>>>>

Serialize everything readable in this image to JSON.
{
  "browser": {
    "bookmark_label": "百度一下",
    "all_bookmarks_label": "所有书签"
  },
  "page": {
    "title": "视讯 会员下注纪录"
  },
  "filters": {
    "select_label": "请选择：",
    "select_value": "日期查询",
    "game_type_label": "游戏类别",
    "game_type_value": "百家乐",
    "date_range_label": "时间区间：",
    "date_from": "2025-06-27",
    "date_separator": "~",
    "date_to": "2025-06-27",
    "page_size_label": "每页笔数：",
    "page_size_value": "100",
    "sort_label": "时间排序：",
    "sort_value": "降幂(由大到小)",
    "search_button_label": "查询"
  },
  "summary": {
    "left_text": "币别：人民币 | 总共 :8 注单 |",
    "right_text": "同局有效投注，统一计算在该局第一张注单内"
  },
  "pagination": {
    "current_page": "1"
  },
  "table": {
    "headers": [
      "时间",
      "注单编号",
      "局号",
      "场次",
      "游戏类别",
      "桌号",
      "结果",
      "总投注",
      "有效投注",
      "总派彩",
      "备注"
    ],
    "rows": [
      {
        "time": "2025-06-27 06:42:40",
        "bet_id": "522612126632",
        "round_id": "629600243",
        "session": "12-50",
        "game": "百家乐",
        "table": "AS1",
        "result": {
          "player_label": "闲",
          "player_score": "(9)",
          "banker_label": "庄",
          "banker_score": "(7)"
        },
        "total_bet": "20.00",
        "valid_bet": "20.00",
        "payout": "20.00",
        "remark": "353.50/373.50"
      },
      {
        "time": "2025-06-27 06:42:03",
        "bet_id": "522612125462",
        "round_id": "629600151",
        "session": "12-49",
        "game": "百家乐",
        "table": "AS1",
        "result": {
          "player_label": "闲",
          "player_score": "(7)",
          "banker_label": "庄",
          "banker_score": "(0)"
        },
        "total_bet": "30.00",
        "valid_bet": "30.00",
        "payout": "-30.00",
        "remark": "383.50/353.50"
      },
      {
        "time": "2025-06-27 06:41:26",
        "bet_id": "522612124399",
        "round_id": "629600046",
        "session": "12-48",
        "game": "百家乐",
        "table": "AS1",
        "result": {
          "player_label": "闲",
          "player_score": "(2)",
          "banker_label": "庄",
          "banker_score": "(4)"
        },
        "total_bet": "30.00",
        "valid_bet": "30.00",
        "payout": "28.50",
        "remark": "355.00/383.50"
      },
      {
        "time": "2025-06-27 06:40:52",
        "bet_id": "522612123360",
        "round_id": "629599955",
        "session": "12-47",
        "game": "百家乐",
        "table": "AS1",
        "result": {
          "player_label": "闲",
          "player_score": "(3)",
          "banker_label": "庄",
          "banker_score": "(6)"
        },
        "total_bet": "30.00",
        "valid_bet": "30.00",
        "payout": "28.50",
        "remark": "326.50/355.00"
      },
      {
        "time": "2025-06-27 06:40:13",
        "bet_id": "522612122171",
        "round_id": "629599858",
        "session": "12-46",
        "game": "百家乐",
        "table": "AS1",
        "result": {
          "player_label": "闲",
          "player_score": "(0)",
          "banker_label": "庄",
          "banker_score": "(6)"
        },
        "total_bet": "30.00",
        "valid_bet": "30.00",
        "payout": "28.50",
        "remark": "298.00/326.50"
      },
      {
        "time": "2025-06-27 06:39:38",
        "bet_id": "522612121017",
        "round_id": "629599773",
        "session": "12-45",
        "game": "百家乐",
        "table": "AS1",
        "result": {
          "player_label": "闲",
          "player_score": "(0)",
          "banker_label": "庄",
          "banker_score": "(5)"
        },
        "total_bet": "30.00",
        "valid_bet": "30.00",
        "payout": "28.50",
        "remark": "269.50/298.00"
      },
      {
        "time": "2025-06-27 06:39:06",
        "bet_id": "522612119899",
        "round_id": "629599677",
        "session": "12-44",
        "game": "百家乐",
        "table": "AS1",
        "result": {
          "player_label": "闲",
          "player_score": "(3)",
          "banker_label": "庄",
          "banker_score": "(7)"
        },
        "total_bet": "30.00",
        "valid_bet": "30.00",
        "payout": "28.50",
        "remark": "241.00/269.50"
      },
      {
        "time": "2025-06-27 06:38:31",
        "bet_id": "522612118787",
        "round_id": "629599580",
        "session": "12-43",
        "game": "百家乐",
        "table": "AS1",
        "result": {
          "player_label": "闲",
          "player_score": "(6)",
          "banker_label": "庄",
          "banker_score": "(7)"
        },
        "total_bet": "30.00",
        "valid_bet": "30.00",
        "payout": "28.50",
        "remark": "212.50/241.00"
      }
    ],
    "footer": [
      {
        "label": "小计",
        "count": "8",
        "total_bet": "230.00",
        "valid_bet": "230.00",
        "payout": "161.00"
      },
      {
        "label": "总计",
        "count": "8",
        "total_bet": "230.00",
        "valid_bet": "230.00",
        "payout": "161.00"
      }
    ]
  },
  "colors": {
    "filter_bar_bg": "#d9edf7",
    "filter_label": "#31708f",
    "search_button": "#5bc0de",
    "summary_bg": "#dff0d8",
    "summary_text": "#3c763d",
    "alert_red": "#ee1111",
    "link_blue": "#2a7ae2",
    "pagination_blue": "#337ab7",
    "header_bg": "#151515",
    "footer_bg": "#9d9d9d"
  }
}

<<<<

*STATED EXERCISE:* Reproduce each record shown above without altering a single word.

*FINISHED TASK:*
Serialize everything readable in this image to JSON.
{
  "browser": {
    "bookmark_label": "百度一下",
    "all_bookmarks_label": "所有书签"
  },
  "page": {
    "title": "视讯 会员下注纪录"
  },
  "filters": {
    "select_label": "请选择：",
    "select_value": "日期查询",
    "game_type_label": "游戏类别",
    "game_type_value": "百家乐",
    "date_range_label": "时间区间：",
    "date_from": "2025-06-27",
    "date_separator": "~",
    "date_to": "2025-06-27",
    "page_size_label": "每页笔数：",
    "page_size_value": "100",
    "sort_label": "时间排序：",
    "sort_value": "降幂(由大到小)",
    "search_button_label": "查询"
  },
  "summary": {
    "left_text": "币别：人民币 | 总共 :8 注单 |",
    "right_text": "同局有效投注，统一计算在该局第一张注单内"
  },
  "pagination": {
    "current_page": "1"
  },
  "table": {
    "headers": [
      "时间",
      "注单编号",
      "局号",
      "场次",
      "游戏类别",
      "桌号",
      "结果",
      "总投注",
      "有效投注",
      "总派彩",
      "备注"
    ],
    "rows": [
      {
        "time": "2025-06-27 06:42:40",
        "bet_id": "522612126632",
        "round_id": "629600243",
        "session": "12-50",
        "game": "百家乐",
        "table": "AS1",
        "result": {
          "player_label": "闲",
          "player_score": "(9)",
          "banker_label": "庄",
          "banker_score": "(7)"
        },
        "total_bet": "20.00",
        "valid_bet": "20.00",
        "payout": "20.00",
        "remark": "353.50/373.50"
      },
      {
        "time": "2025-06-27 06:42:03",
        "bet_id": "522612125462",
        "round_id": "629600151",
        "session": "12-49",
        "game": "百家乐",
        "table": "AS1",
        "result": {
          "player_label": "闲",
          "player_score": "(7)",
          "banker_label": "庄",
          "banker_score": "(0)"
        },
        "total_bet": "30.00",
        "valid_bet": "30.00",
        "payout": "-30.00",
        "remark": "383.50/353.50"
      },
      {
        "time": "2025-06-27 06:41:26",
        "bet_id": "522612124399",
        "round_id": "629600046",
        "session": "12-48",
        "game": "百家乐",
        "table": "AS1",
        "result": {
          "player_label": "闲",
          "player_score": "(2)",
          "banker_label": "庄",
          "banker_score": "(4)"
        },
        "total_bet": "30.00",
        "valid_bet": "30.00",
        "payout": "28.50",
        "remark": "355.00/383.50"
      },
      {
        "time": "2025-06-27 06:40:52",
        "bet_id": "522612123360",
        "round_id": "629599955",
        "session": "12-47",
        "game": "百家乐",
        "table": "AS1",
        "result": {
          "player_label": "闲",
          "player_score": "(3)",
          "banker_label": "庄",
          "banker_score": "(6)"
        },
        "total_bet": "30.00",
        "valid_bet": "30.00",
        "payout": "28.50",
        "remark": "326.50/355.00"
      },
      {
        "time": "2025-06-27 06:40:13",
        "bet_id": "522612122171",
        "round_id": "629599858",
        "session": "12-46",
        "game": "百家乐",
        "table": "AS1",
        "result": {
          "player_label": "闲",
          "player_score": "(0)",
          "banker_label": "庄",
          "banker_score": "(6)"
        },
        "total_bet": "30.00",
        "valid_bet": "30.00",
        "payout": "28.50",
        "remark": "298.00/326.50"
      },
      {
        "time": "2025-06-27 06:39:38",
        "bet_id": "522612121017",
        "round_id": "629599773",
        "session": "12-45",
        "game": "百家乐",
        "table": "AS1",
        "result": {
          "player_label": "闲",
          "player_score": "(0)",
          "banker_label": "庄",
          "banker_score": "(5)"
        },
        "total_bet": "30.00",
        "valid_bet": "30.00",
        "payout": "28.50",
        "remark": "269.50/298.00"
      },
      {
        "time": "2025-06-27 06:39:06",
        "bet_id": "522612119899",
        "round_id": "629599677",
        "session": "12-44",
        "game": "百家乐",
        "table": "AS1",
        "result": {
          "player_label": "闲",
          "player_score": "(3)",
          "banker_label": "庄",
          "banker_score": "(7)"
        },
        "total_bet": "30.00",
        "valid_bet": "30.00",
        "payout": "28.50",
        "remark": "241.00/269.50"
      },
      {
        "time": "2025-06-27 06:38:31",
        "bet_id": "522612118787",
        "round_id": "629599580",
        "session": "12-43",
        "game": "百家乐",
        "table": "AS1",
        "result": {
          "player_label": "闲",
          "player_score": "(6)",
          "banker_label": "庄",
          "banker_score": "(7)"
        },
        "total_bet": "30.00",
        "valid_bet": "30.00",
        "payout": "28.50",
        "remark": "212.50/241.00"
      }
    ],
    "footer": [
      {
        "label": "小计",
        "count": "8",
        "total_bet": "230.00",
        "valid_bet": "230.00",
        "payout": "161.00"
      },
      {
        "label": "总计",
        "count": "8",
        "total_bet": "230.00",
        "valid_bet": "230.00",
        "payout": "161.00"
      }
    ]
  },
  "colors": {
    "filter_bar_bg": "#d9edf7",
    "filter_label": "#31708f",
    "search_button": "#5bc0de",
    "summary_bg": "#dff0d8",
    "summary_text": "#3c763d",
    "alert_red": "#ee1111",
    "link_blue": "#2a7ae2",
    "pagination_blue": "#337ab7",
    "header_bg": "#151515",
    "footer_bg": "#9d9d9d"
  }
}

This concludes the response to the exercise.